WHAT YOU WILL DO:
Return all lines where the word "title" can be found.

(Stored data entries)
========

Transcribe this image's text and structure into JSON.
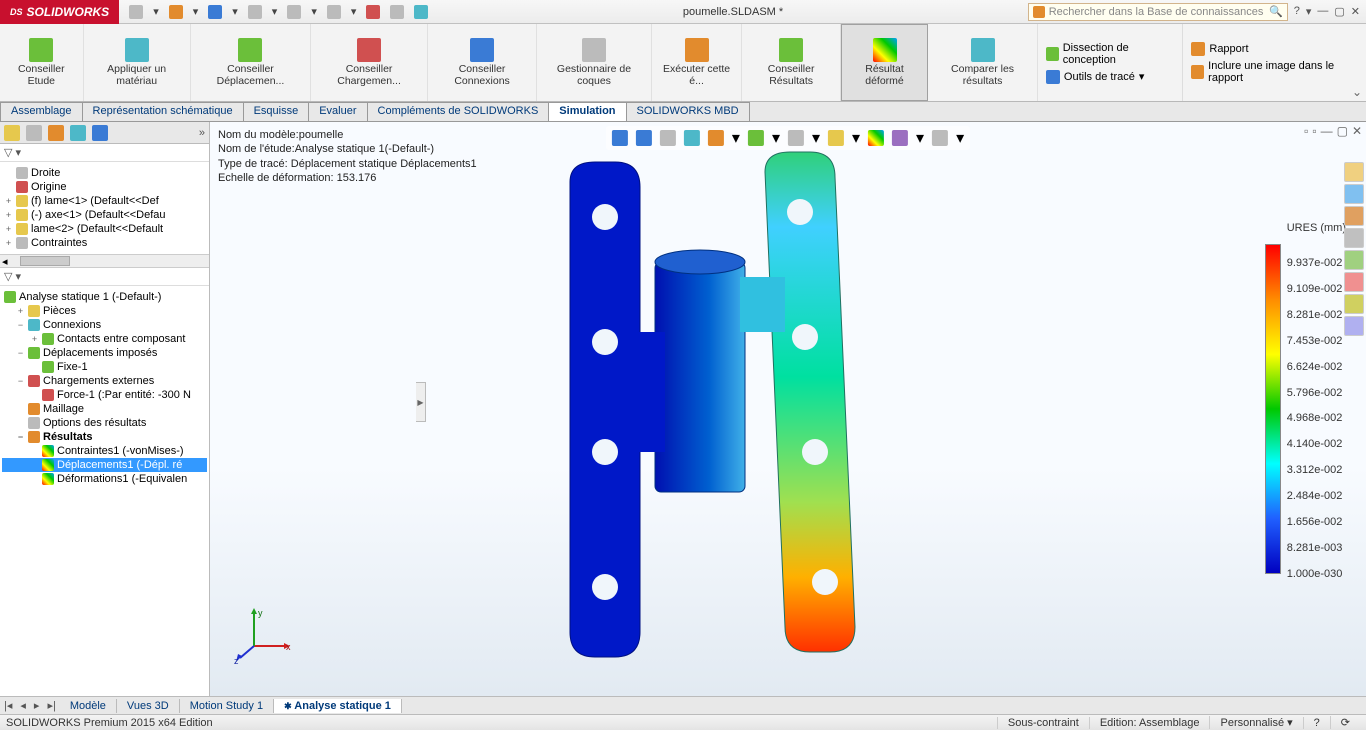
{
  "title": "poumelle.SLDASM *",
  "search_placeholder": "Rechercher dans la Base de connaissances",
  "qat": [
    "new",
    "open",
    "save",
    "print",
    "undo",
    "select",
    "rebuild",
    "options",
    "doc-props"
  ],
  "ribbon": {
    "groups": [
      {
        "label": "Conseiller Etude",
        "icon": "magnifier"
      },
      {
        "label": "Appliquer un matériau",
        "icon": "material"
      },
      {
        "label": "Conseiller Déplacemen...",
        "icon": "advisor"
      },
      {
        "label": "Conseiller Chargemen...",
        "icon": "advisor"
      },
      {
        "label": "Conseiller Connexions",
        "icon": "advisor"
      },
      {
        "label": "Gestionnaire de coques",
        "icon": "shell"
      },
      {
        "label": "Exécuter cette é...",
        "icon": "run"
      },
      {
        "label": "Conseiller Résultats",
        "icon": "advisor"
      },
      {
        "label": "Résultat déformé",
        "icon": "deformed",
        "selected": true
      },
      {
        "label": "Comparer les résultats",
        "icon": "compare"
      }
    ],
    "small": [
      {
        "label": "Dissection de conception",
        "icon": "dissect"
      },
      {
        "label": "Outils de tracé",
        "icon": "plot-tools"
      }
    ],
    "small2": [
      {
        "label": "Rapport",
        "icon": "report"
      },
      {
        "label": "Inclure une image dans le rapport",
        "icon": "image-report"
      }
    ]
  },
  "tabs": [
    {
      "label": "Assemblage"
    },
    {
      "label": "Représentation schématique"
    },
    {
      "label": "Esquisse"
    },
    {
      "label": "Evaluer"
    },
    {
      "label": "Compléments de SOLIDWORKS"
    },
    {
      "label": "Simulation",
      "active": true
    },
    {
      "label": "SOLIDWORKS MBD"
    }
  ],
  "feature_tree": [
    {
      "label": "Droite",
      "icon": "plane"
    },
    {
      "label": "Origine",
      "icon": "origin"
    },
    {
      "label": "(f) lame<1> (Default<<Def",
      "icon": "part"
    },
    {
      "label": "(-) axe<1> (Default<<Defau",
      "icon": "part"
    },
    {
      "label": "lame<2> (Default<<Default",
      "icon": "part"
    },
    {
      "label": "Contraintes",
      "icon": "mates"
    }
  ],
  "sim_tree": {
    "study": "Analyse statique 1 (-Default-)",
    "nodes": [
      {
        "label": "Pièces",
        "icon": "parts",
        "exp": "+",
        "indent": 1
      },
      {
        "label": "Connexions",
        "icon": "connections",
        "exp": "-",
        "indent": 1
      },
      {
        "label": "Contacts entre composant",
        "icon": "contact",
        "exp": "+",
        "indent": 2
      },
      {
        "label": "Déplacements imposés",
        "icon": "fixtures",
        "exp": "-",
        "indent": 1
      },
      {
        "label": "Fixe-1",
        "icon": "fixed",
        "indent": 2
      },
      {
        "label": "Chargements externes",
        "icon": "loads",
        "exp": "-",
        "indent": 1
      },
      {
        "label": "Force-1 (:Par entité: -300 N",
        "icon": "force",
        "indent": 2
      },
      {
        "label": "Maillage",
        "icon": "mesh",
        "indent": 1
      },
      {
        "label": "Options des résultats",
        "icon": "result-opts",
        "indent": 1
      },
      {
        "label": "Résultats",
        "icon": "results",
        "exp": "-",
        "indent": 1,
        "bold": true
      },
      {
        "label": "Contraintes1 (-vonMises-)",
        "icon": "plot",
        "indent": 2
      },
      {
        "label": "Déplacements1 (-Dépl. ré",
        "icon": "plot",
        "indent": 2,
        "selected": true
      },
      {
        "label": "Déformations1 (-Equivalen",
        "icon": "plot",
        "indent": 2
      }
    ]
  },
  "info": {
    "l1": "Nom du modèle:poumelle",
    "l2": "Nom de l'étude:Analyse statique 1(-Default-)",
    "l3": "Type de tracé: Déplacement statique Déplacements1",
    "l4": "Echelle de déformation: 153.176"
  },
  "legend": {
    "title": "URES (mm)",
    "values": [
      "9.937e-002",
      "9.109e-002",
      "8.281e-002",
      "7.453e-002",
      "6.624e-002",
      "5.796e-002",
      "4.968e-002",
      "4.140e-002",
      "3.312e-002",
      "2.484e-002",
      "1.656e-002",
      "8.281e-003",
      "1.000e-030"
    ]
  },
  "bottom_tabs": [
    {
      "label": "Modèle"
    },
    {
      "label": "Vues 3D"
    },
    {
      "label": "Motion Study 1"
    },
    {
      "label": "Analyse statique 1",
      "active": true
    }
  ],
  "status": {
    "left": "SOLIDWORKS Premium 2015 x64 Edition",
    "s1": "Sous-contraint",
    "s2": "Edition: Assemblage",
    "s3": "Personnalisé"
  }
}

========

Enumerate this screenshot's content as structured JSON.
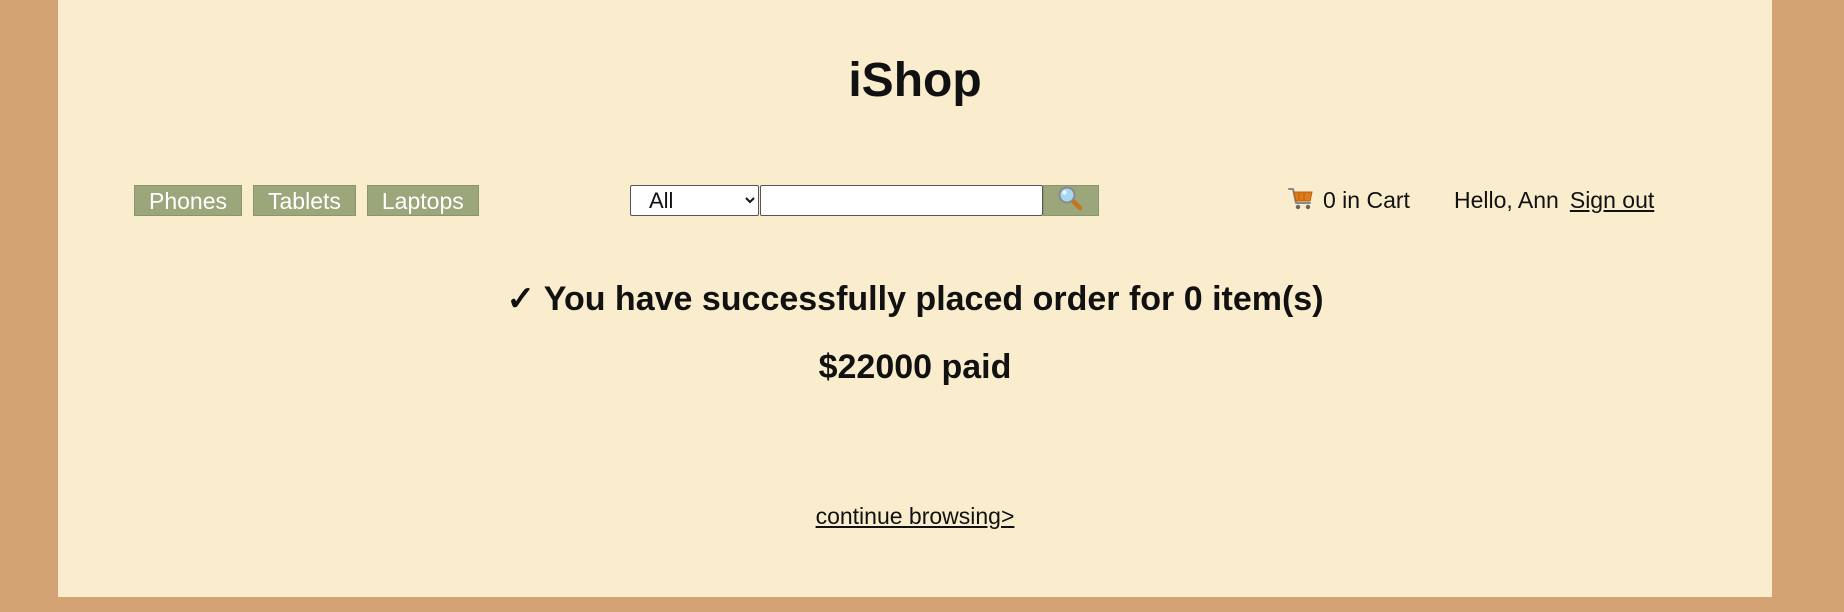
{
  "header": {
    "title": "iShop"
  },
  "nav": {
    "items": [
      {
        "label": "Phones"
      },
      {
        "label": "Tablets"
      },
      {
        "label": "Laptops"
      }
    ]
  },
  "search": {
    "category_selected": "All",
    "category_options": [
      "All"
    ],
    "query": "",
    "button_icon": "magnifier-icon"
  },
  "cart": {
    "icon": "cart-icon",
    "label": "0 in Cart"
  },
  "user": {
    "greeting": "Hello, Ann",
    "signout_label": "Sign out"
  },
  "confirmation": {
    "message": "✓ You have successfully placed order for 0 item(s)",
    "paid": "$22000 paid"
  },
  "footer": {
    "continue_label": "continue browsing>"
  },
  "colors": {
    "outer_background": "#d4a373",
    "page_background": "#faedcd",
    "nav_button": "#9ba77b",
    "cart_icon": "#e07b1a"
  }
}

========

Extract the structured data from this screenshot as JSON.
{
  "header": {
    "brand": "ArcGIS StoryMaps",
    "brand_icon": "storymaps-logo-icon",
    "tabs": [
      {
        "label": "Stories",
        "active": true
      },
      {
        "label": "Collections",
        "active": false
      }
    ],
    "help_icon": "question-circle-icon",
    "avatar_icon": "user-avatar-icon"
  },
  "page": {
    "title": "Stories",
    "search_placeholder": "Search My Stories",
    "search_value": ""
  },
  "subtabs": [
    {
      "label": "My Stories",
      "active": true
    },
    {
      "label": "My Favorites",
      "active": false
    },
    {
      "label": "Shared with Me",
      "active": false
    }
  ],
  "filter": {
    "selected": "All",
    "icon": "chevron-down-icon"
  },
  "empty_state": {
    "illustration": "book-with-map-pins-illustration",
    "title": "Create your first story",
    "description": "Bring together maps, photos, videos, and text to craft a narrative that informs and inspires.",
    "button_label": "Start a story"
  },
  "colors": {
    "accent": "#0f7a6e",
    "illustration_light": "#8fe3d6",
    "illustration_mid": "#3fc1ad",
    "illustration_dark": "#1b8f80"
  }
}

========

TASK SOLUTION:
  "title": "poumelle.SLDASM *",
    "title": "URES (mm)",
    "title": "iShop"
    "title": "Stories",
    "title": "Create your first story",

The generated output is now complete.